■ Objective ■
Pick out every line of the entries below where "ರಕರಣಗಳ" occurs, and copy those lines.
***** Input records *****
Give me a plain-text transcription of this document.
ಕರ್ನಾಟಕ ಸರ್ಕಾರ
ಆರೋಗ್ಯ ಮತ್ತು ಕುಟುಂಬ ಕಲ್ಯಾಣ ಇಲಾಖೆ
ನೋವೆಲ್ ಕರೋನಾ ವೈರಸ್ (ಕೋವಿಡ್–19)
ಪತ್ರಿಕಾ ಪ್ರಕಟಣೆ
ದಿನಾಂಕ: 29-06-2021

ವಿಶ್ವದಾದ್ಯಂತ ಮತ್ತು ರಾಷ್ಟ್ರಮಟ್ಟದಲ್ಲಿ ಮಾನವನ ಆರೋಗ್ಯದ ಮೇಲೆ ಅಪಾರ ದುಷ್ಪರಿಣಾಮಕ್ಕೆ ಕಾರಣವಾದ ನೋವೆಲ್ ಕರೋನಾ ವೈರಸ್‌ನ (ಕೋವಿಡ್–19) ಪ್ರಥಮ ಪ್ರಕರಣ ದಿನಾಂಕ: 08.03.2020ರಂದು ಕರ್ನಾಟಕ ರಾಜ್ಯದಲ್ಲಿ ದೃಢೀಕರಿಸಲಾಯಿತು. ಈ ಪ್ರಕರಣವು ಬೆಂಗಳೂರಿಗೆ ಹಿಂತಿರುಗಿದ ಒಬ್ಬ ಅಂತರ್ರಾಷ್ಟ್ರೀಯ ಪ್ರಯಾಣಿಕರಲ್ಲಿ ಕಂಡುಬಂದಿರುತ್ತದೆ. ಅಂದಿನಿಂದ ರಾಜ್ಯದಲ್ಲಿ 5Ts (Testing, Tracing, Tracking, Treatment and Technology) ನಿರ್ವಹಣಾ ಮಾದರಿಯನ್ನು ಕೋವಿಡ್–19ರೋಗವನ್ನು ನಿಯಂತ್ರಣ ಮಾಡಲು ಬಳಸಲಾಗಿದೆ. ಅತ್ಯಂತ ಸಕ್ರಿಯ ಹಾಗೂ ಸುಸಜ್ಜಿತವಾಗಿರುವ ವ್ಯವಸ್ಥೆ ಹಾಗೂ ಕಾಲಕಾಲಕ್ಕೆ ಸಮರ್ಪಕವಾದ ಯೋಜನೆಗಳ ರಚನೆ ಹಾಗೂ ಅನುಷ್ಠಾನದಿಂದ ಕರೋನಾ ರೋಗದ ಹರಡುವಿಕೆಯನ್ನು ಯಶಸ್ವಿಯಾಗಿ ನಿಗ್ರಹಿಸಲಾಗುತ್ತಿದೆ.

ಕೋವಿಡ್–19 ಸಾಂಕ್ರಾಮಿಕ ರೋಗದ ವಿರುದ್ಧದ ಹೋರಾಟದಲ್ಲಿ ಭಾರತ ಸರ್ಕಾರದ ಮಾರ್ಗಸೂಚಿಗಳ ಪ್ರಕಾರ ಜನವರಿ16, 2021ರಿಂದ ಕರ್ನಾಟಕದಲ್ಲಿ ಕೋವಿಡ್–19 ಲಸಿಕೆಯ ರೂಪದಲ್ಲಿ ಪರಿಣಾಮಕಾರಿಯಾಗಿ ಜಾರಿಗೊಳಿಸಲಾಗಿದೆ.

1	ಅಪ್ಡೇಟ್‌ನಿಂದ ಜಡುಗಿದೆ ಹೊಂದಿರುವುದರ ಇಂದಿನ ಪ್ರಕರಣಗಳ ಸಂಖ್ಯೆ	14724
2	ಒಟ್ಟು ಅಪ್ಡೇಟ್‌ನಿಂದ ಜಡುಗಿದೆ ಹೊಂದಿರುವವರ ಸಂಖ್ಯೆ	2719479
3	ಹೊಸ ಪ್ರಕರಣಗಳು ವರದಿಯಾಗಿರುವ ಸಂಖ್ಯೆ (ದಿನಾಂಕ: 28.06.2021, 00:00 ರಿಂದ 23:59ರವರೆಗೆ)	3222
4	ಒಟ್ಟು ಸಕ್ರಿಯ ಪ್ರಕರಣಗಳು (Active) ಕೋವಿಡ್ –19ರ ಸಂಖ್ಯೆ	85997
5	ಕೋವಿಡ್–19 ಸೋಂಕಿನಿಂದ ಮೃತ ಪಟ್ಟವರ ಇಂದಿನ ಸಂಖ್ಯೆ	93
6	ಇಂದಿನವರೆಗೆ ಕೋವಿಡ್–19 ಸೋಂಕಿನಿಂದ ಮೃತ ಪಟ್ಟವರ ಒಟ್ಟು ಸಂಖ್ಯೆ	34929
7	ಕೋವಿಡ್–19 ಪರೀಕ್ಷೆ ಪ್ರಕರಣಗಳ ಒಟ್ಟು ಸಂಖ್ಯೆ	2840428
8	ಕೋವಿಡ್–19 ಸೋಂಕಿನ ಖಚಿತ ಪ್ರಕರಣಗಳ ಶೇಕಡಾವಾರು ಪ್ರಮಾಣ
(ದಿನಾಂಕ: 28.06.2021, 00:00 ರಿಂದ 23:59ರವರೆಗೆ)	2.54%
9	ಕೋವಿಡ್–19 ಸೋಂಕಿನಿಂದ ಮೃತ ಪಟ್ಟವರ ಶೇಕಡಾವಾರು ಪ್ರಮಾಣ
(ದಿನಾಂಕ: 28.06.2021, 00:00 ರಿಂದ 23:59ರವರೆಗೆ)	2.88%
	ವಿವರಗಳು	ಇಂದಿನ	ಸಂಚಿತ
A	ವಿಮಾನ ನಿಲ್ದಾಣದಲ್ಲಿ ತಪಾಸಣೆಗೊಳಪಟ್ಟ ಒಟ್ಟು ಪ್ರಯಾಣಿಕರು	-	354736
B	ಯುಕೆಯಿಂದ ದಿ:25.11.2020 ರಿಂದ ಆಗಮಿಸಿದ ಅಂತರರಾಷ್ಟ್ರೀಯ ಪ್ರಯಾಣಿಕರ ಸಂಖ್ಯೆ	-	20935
*****
■ Finished exercise ■
1	ಅಪ್ಡೇಟ್‌ನಿಂದ ಜಡುಗಿದೆ ಹೊಂದಿರುವುದರ ಇಂದಿನ ಪ್ರಕರಣಗಳ ಸಂಖ್ಯೆ	14724
3	ಹೊಸ ಪ್ರಕರಣಗಳು ವರದಿಯಾಗಿರುವ ಸಂಖ್ಯೆ (ದಿನಾಂಕ: 28.06.2021, 00:00 ರಿಂದ 23:59ರವರೆಗೆ)	3222
4	ಒಟ್ಟು ಸಕ್ರಿಯ ಪ್ರಕರಣಗಳು (Active) ಕೋವಿಡ್ –19ರ ಸಂಖ್ಯೆ	85997
7	ಕೋವಿಡ್–19 ಪರೀಕ್ಷೆ ಪ್ರಕರಣಗಳ ಒಟ್ಟು ಸಂಖ್ಯೆ	2840428
8	ಕೋವಿಡ್–19 ಸೋಂಕಿನ ಖಚಿತ ಪ್ರಕರಣಗಳ ಶೇಕಡಾವಾರು ಪ್ರಮಾಣ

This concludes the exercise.